▶ _What is asked_: For this exercise, copy out each line of the material below that includes "Small".
***** Stored data *****
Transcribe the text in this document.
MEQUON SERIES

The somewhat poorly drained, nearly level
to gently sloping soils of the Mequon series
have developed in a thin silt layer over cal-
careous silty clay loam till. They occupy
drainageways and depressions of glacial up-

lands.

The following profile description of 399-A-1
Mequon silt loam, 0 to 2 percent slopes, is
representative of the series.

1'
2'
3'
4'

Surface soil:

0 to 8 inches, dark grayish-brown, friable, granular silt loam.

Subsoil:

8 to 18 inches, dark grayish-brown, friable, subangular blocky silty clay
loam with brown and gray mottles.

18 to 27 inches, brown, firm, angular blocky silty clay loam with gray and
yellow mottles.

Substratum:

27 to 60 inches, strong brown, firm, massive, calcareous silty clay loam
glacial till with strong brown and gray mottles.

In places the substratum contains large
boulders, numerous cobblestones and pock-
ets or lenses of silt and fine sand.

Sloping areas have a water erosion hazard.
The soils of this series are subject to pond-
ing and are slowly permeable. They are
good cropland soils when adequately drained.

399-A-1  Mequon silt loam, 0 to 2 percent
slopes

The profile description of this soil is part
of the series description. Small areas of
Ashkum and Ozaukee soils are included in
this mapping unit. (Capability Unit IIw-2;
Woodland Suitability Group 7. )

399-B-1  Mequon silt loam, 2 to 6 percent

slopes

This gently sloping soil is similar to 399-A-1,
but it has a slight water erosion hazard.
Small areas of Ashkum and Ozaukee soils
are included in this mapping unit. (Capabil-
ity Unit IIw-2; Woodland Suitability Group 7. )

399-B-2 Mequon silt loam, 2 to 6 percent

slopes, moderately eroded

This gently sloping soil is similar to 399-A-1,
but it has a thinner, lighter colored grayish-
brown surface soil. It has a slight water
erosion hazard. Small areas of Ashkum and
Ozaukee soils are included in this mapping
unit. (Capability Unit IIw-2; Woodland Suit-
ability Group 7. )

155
*****
▶ _Answer below_:
of the series description. Small areas of
Small areas of Ashkum and Ozaukee soils
erosion hazard. Small areas of Ashkum and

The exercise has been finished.